(Saved entries)
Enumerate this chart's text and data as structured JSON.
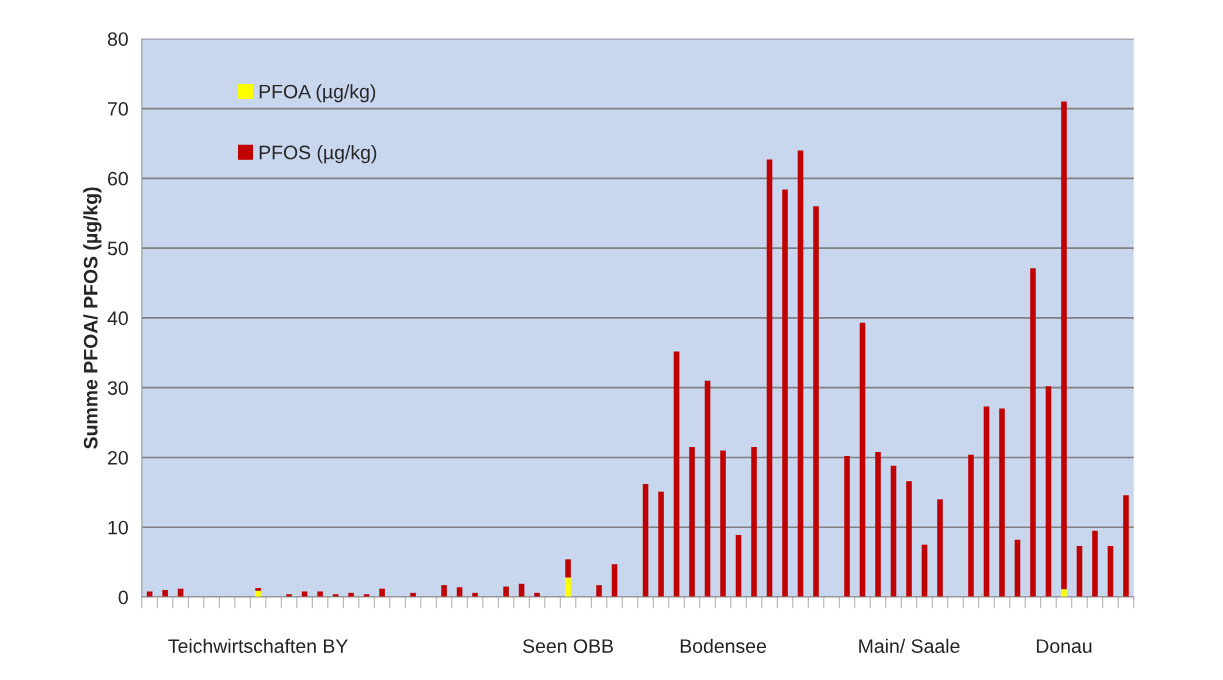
{
  "chart_data": {
    "type": "bar",
    "stacked": true,
    "ylabel": "Summe PFOA/ PFOS (µg/kg)",
    "categories": [
      null,
      null,
      null,
      null,
      null,
      null,
      null,
      "Teichwirtschaften BY",
      null,
      null,
      null,
      null,
      null,
      null,
      null,
      null,
      null,
      null,
      null,
      null,
      null,
      null,
      null,
      null,
      null,
      null,
      null,
      "Seen OBB",
      null,
      null,
      null,
      null,
      null,
      null,
      null,
      null,
      null,
      "Bodensee",
      null,
      null,
      null,
      null,
      null,
      null,
      null,
      null,
      null,
      null,
      null,
      "Main/ Saale",
      null,
      null,
      null,
      null,
      null,
      null,
      null,
      null,
      null,
      "Donau",
      null,
      null,
      null,
      null
    ],
    "series": [
      {
        "name": "PFOA (µg/kg)",
        "color": "#ffff00",
        "values": [
          null,
          null,
          null,
          null,
          null,
          null,
          null,
          0.9,
          null,
          null,
          null,
          null,
          null,
          null,
          null,
          null,
          null,
          null,
          null,
          null,
          null,
          null,
          null,
          null,
          null,
          null,
          null,
          2.8,
          null,
          null,
          null,
          null,
          null,
          null,
          null,
          null,
          null,
          null,
          null,
          null,
          null,
          null,
          null,
          null,
          null,
          null,
          null,
          null,
          null,
          null,
          null,
          null,
          null,
          null,
          null,
          null,
          null,
          null,
          null,
          1.1,
          null,
          null,
          null,
          null
        ]
      },
      {
        "name": "PFOS (µg/kg)",
        "color": "#c00000",
        "values": [
          0.8,
          1.0,
          1.2,
          null,
          null,
          null,
          null,
          0.4,
          null,
          0.4,
          0.8,
          0.8,
          0.4,
          0.6,
          0.4,
          1.2,
          null,
          0.6,
          null,
          1.7,
          1.4,
          0.6,
          null,
          1.5,
          1.9,
          0.6,
          null,
          2.6,
          null,
          1.7,
          4.7,
          null,
          16.2,
          15.1,
          35.2,
          21.5,
          31.0,
          21.0,
          8.9,
          21.5,
          62.7,
          58.4,
          64.0,
          56.0,
          null,
          20.2,
          39.3,
          20.8,
          18.8,
          16.6,
          7.5,
          14.0,
          null,
          20.4,
          27.3,
          27.0,
          8.2,
          47.1,
          30.2,
          69.9,
          7.3,
          9.5,
          7.3,
          14.6
        ]
      }
    ],
    "ylim": [
      0,
      80
    ],
    "yticks": [
      0,
      10,
      20,
      30,
      40,
      50,
      60,
      70,
      80
    ],
    "grid": "y",
    "legend": "top left"
  }
}
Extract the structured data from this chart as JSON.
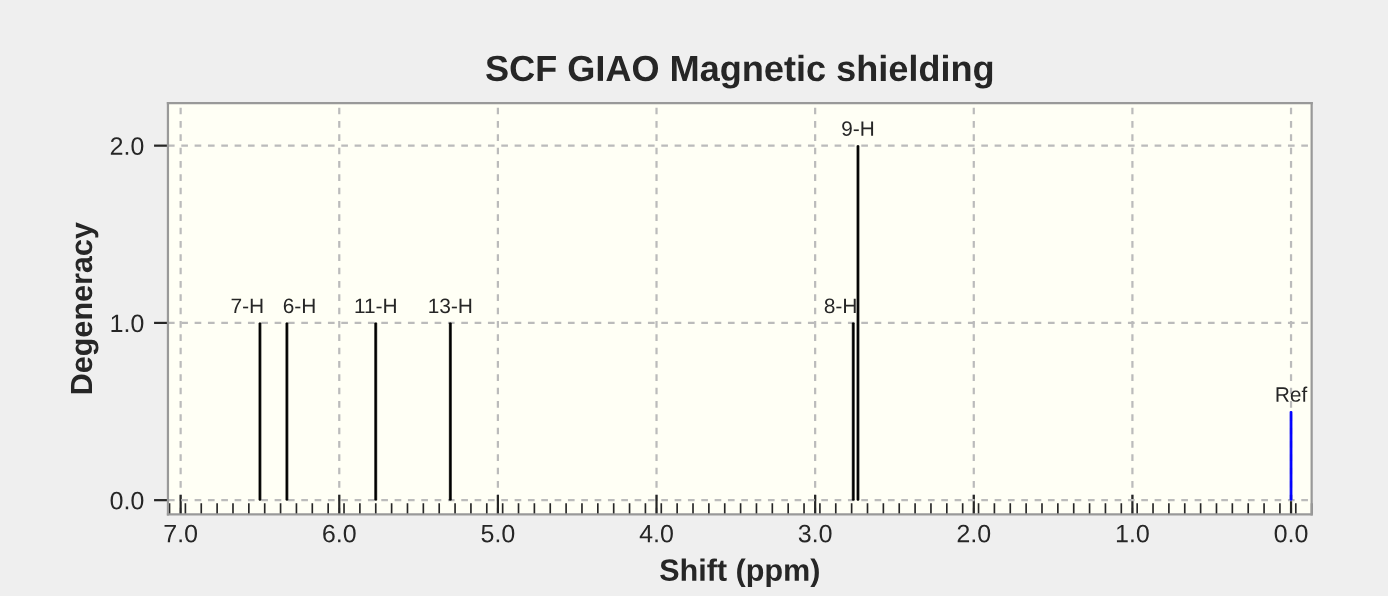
{
  "chart_data": {
    "type": "bar",
    "title": "SCF GIAO Magnetic shielding",
    "xlabel": "Shift (ppm)",
    "ylabel": "Degeneracy",
    "x": [
      6.5,
      6.33,
      5.77,
      5.3,
      2.76,
      2.73,
      0.0
    ],
    "values": [
      1,
      1,
      1,
      1,
      1,
      2,
      0.5
    ],
    "colors": [
      "#000000",
      "#000000",
      "#000000",
      "#000000",
      "#000000",
      "#000000",
      "#0000ff"
    ],
    "annotations": [
      {
        "text": "7-H",
        "x": 6.5,
        "y": 1
      },
      {
        "text": "6-H",
        "x": 6.33,
        "y": 1
      },
      {
        "text": "11-H",
        "x": 5.77,
        "y": 1
      },
      {
        "text": "13-H",
        "x": 5.3,
        "y": 1
      },
      {
        "text": "8-H",
        "x": 2.76,
        "y": 1
      },
      {
        "text": "9-H",
        "x": 2.73,
        "y": 2
      },
      {
        "text": "Ref",
        "x": 0.0,
        "y": 0.5
      }
    ],
    "xlim": [
      7.08,
      -0.13
    ],
    "ylim": [
      -0.08,
      2.24
    ],
    "xticks": [
      {
        "value": 7,
        "label": "7.0"
      },
      {
        "value": 6,
        "label": "6.0"
      },
      {
        "value": 5,
        "label": "5.0"
      },
      {
        "value": 4,
        "label": "4.0"
      },
      {
        "value": 3,
        "label": "3.0"
      },
      {
        "value": 2,
        "label": "2.0"
      },
      {
        "value": 1,
        "label": "1.0"
      },
      {
        "value": 0,
        "label": "0.0"
      }
    ],
    "yticks": [
      {
        "value": 0,
        "label": "0.0"
      },
      {
        "value": 1,
        "label": "1.0"
      },
      {
        "value": 2,
        "label": "2.0"
      }
    ],
    "grid": true
  }
}
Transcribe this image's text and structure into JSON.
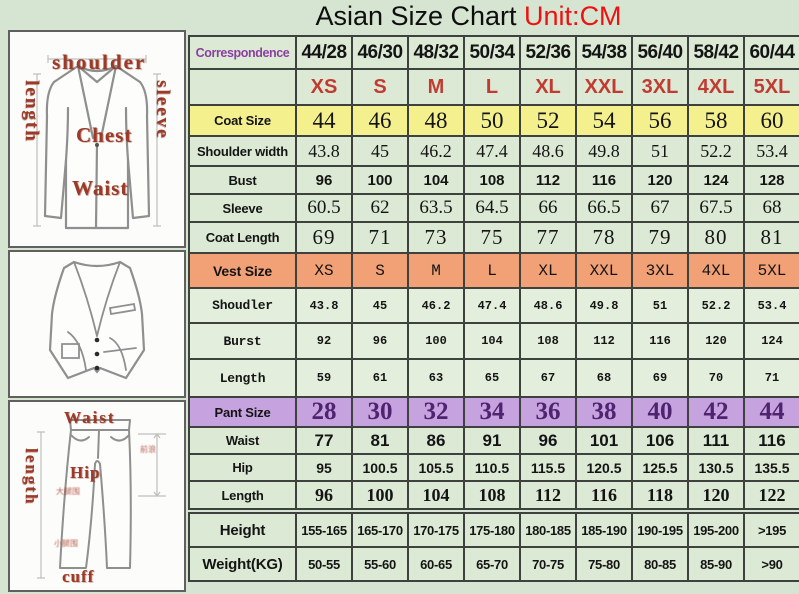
{
  "title": {
    "main": "Asian Size Chart",
    "unit": "Unit:CM"
  },
  "colors": {
    "background": "#d6e5d1",
    "cell_green": "#dcead5",
    "coat_size_yellow": "#f4f08e",
    "vest_size_orange": "#f2a176",
    "pant_size_purple": "#c6a2de",
    "unit_red": "#ed1111",
    "size_letter_red": "#c23b33",
    "correspondence_purple": "#8a3f9f",
    "pant_number_purple": "#4e2470",
    "diagram_label_red": "#9c3a28",
    "table_border": "#3e423e"
  },
  "diagrams": {
    "jacket": {
      "labels": {
        "shoulder": "shoulder",
        "length": "length",
        "sleeve": "sleeve",
        "chest": "Chest",
        "waist": "Waist"
      }
    },
    "vest": {},
    "pants": {
      "labels": {
        "waist": "Waist",
        "length": "length",
        "hip": "Hip",
        "cuff": "cuff",
        "front_rise_cn": "前浪",
        "thigh_cn": "大腿围",
        "calf_cn": "小腿围"
      }
    }
  },
  "chart_data": {
    "type": "table",
    "title": "Asian Size Chart",
    "unit": "Unit:CM",
    "rows": [
      {
        "kind": "correspondence",
        "label": "Correspondence",
        "values": [
          "44/28",
          "46/30",
          "48/32",
          "50/34",
          "52/36",
          "54/38",
          "56/40",
          "58/42",
          "60/44"
        ]
      },
      {
        "kind": "size-letters",
        "label": "",
        "values": [
          "XS",
          "S",
          "M",
          "L",
          "XL",
          "XXL",
          "3XL",
          "4XL",
          "5XL"
        ]
      },
      {
        "kind": "coat-size",
        "label": "Coat Size",
        "values": [
          "44",
          "46",
          "48",
          "50",
          "52",
          "54",
          "56",
          "58",
          "60"
        ]
      },
      {
        "kind": "shoulder",
        "label": "Shoulder width",
        "values": [
          "43.8",
          "45",
          "46.2",
          "47.4",
          "48.6",
          "49.8",
          "51",
          "52.2",
          "53.4"
        ]
      },
      {
        "kind": "bust",
        "label": "Bust",
        "values": [
          "96",
          "100",
          "104",
          "108",
          "112",
          "116",
          "120",
          "124",
          "128"
        ]
      },
      {
        "kind": "sleeve",
        "label": "Sleeve",
        "values": [
          "60.5",
          "62",
          "63.5",
          "64.5",
          "66",
          "66.5",
          "67",
          "67.5",
          "68"
        ]
      },
      {
        "kind": "coat-length",
        "label": "Coat Length",
        "values": [
          "69",
          "71",
          "73",
          "75",
          "77",
          "78",
          "79",
          "80",
          "81"
        ]
      },
      {
        "kind": "vest-size",
        "label": "Vest Size",
        "values": [
          "XS",
          "S",
          "M",
          "L",
          "XL",
          "XXL",
          "3XL",
          "4XL",
          "5XL"
        ]
      },
      {
        "kind": "vest-shoulder",
        "label": "Shoudler",
        "values": [
          "43.8",
          "45",
          "46.2",
          "47.4",
          "48.6",
          "49.8",
          "51",
          "52.2",
          "53.4"
        ]
      },
      {
        "kind": "vest-bust",
        "label": "Burst",
        "values": [
          "92",
          "96",
          "100",
          "104",
          "108",
          "112",
          "116",
          "120",
          "124"
        ]
      },
      {
        "kind": "vest-length",
        "label": "Length",
        "values": [
          "59",
          "61",
          "63",
          "65",
          "67",
          "68",
          "69",
          "70",
          "71"
        ]
      },
      {
        "kind": "pant-size",
        "label": "Pant Size",
        "values": [
          "28",
          "30",
          "32",
          "34",
          "36",
          "38",
          "40",
          "42",
          "44"
        ]
      },
      {
        "kind": "waist",
        "label": "Waist",
        "values": [
          "77",
          "81",
          "86",
          "91",
          "96",
          "101",
          "106",
          "111",
          "116"
        ]
      },
      {
        "kind": "hip",
        "label": "Hip",
        "values": [
          "95",
          "100.5",
          "105.5",
          "110.5",
          "115.5",
          "120.5",
          "125.5",
          "130.5",
          "135.5"
        ]
      },
      {
        "kind": "pant-length",
        "label": "Length",
        "values": [
          "96",
          "100",
          "104",
          "108",
          "112",
          "116",
          "118",
          "120",
          "122"
        ]
      }
    ],
    "body_rows": [
      {
        "kind": "height",
        "label": "Height",
        "values": [
          "155-165",
          "165-170",
          "170-175",
          "175-180",
          "180-185",
          "185-190",
          "190-195",
          "195-200",
          ">195"
        ]
      },
      {
        "kind": "weight",
        "label": "Weight(KG)",
        "values": [
          "50-55",
          "55-60",
          "60-65",
          "65-70",
          "70-75",
          "75-80",
          "80-85",
          "85-90",
          ">90"
        ]
      }
    ]
  }
}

Task details: In the entries above, find each line with the string "PFOA" and copy it.

The reply:
    "ylabel": "Summe PFOA/ PFOS (µg/kg)",
        "name": "PFOA (µg/kg)",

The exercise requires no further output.